[Stored records]
----------
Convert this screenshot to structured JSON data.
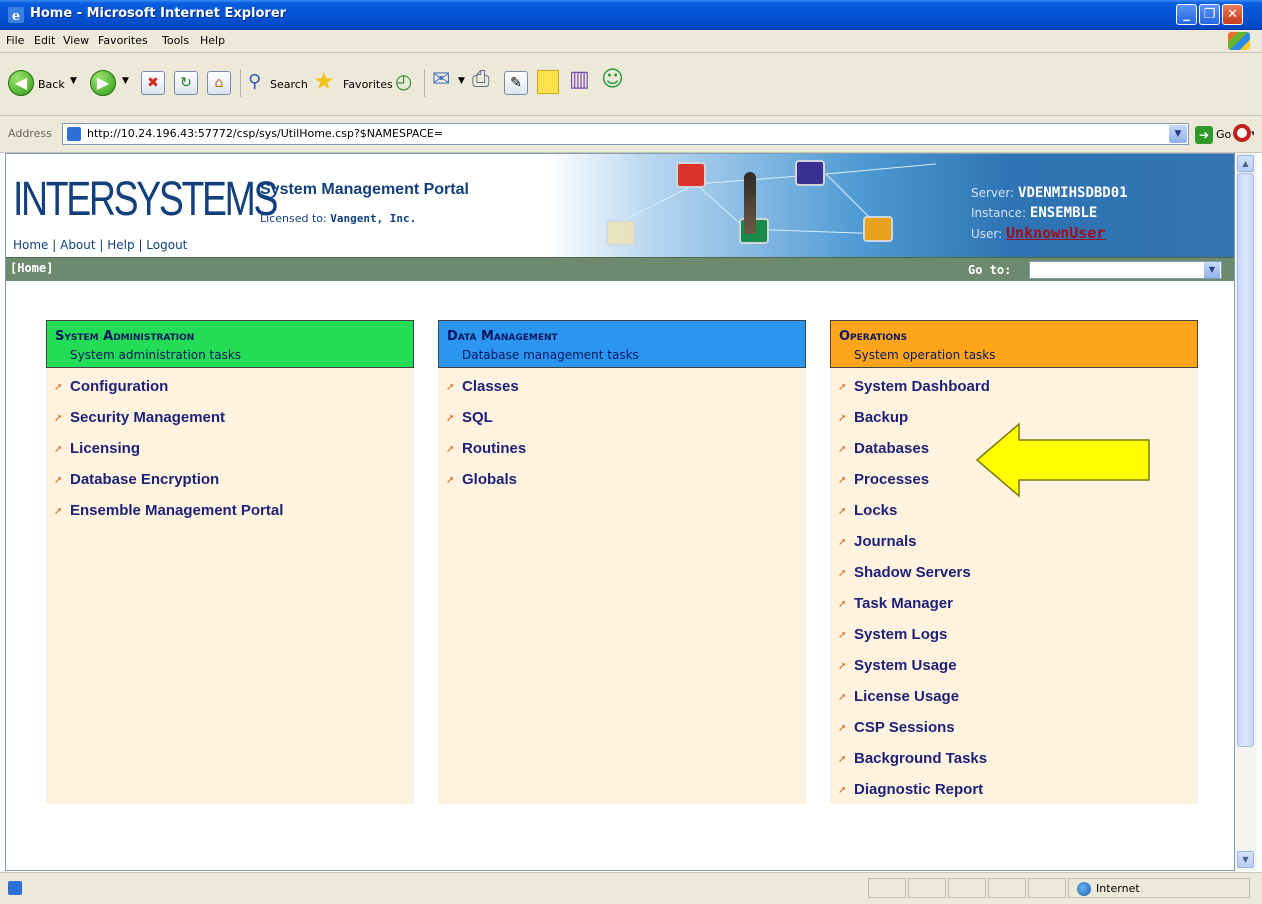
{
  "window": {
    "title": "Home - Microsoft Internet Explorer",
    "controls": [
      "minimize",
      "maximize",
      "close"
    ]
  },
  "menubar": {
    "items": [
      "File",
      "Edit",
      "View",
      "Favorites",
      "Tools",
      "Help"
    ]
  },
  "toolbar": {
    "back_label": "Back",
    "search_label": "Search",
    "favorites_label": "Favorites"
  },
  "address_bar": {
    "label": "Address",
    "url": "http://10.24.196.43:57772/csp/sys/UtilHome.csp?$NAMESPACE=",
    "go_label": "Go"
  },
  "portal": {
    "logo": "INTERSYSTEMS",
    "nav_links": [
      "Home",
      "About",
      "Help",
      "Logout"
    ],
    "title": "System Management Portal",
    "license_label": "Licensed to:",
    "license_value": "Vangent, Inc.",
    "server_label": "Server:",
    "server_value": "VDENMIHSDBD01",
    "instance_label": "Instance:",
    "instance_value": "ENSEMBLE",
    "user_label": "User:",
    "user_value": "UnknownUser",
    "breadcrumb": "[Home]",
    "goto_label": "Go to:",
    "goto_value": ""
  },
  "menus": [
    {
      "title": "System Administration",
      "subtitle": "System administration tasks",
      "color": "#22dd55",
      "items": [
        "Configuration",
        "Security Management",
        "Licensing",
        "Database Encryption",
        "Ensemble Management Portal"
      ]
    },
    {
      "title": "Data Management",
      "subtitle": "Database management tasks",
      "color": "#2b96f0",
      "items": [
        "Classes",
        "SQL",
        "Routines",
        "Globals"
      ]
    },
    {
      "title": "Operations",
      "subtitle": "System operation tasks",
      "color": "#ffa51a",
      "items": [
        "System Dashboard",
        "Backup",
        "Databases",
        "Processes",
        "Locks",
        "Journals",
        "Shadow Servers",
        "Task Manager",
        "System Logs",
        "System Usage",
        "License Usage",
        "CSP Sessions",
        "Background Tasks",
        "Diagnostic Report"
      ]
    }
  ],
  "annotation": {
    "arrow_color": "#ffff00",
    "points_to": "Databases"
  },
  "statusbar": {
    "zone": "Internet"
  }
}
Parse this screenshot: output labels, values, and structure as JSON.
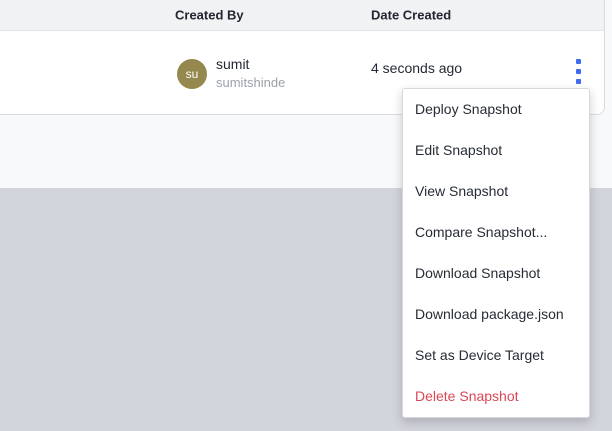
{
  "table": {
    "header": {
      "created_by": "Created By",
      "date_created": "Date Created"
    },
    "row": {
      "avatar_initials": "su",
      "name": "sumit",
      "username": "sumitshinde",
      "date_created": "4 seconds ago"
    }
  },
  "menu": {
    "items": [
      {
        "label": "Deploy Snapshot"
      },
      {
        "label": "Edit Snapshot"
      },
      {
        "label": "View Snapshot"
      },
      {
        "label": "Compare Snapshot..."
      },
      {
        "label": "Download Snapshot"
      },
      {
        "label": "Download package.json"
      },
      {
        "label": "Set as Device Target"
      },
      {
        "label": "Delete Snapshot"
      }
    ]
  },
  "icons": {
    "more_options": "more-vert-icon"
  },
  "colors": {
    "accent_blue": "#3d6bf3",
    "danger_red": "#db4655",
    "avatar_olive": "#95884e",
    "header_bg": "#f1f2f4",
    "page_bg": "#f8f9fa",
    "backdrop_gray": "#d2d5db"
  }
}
----------
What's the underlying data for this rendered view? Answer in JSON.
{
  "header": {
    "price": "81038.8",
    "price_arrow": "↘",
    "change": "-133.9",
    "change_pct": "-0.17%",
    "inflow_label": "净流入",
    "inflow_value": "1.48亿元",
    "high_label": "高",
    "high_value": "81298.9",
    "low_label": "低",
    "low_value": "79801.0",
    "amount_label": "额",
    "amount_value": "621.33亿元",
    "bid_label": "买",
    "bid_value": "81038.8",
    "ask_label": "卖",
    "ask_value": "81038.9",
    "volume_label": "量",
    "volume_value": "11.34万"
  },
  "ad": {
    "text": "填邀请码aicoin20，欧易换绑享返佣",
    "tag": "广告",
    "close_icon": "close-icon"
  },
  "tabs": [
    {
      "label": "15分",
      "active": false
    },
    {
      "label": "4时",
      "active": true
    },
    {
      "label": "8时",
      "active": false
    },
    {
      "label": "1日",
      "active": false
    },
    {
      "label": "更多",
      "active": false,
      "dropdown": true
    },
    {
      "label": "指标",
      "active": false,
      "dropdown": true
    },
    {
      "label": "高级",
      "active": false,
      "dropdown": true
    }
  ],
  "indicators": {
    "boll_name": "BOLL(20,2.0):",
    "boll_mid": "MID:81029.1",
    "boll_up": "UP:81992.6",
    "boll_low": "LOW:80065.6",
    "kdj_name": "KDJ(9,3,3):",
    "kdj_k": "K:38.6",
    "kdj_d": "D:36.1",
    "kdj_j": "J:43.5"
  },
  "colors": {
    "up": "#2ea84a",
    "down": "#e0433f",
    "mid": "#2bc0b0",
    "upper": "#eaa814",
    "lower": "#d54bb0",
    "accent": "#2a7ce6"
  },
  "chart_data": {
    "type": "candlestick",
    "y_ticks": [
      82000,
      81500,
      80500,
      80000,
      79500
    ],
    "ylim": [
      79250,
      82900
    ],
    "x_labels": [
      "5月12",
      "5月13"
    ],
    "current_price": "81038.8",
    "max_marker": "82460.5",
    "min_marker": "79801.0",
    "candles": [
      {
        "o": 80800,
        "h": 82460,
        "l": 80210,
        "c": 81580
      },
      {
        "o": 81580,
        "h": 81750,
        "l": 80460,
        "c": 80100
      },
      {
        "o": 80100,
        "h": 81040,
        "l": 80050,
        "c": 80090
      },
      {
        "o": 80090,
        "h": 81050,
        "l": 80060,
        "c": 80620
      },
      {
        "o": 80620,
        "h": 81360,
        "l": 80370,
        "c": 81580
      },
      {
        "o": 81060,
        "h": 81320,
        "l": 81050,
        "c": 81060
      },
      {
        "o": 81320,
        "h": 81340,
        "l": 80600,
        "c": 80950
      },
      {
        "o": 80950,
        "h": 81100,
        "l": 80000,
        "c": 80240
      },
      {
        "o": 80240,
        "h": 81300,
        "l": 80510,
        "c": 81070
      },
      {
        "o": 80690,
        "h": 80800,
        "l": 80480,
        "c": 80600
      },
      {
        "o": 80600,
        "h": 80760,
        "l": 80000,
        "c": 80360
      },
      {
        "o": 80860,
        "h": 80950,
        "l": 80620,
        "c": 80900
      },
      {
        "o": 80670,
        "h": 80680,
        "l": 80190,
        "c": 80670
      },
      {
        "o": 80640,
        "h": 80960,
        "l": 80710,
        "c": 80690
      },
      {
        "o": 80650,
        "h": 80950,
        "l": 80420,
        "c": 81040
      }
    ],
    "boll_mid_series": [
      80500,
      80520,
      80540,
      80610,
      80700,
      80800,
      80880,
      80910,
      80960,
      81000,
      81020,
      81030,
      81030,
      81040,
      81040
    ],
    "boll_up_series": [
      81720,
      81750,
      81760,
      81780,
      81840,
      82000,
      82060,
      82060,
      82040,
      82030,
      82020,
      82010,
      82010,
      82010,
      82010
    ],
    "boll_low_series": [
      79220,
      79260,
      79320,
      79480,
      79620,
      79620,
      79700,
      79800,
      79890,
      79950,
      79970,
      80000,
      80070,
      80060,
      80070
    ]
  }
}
----------
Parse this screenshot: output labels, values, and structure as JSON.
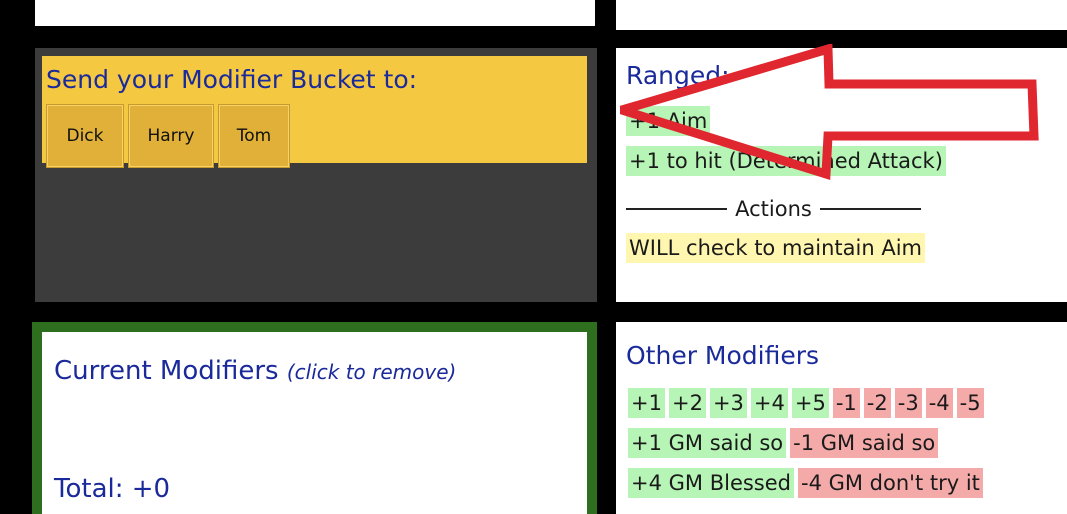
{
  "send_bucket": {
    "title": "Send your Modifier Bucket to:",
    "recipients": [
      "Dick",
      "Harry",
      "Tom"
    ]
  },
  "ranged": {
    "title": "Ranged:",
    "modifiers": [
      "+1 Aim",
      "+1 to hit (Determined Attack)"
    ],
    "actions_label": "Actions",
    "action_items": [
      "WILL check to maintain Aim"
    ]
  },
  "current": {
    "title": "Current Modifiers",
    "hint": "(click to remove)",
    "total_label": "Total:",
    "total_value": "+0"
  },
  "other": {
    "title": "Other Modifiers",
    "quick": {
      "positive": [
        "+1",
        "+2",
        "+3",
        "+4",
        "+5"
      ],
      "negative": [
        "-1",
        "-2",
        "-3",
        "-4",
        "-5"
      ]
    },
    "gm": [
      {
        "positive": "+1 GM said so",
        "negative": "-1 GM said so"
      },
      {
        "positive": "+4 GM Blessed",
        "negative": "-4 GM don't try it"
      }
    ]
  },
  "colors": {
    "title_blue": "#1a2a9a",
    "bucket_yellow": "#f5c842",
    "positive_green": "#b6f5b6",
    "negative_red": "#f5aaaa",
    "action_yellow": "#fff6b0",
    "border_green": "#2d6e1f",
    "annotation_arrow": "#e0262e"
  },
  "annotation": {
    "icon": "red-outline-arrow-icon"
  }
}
----------
SHORT TASK
Display every line of the listing that contains the string "said".

WRITTEN SOLUTION
        "positive": "+1 GM said so",
        "negative": "-1 GM said so"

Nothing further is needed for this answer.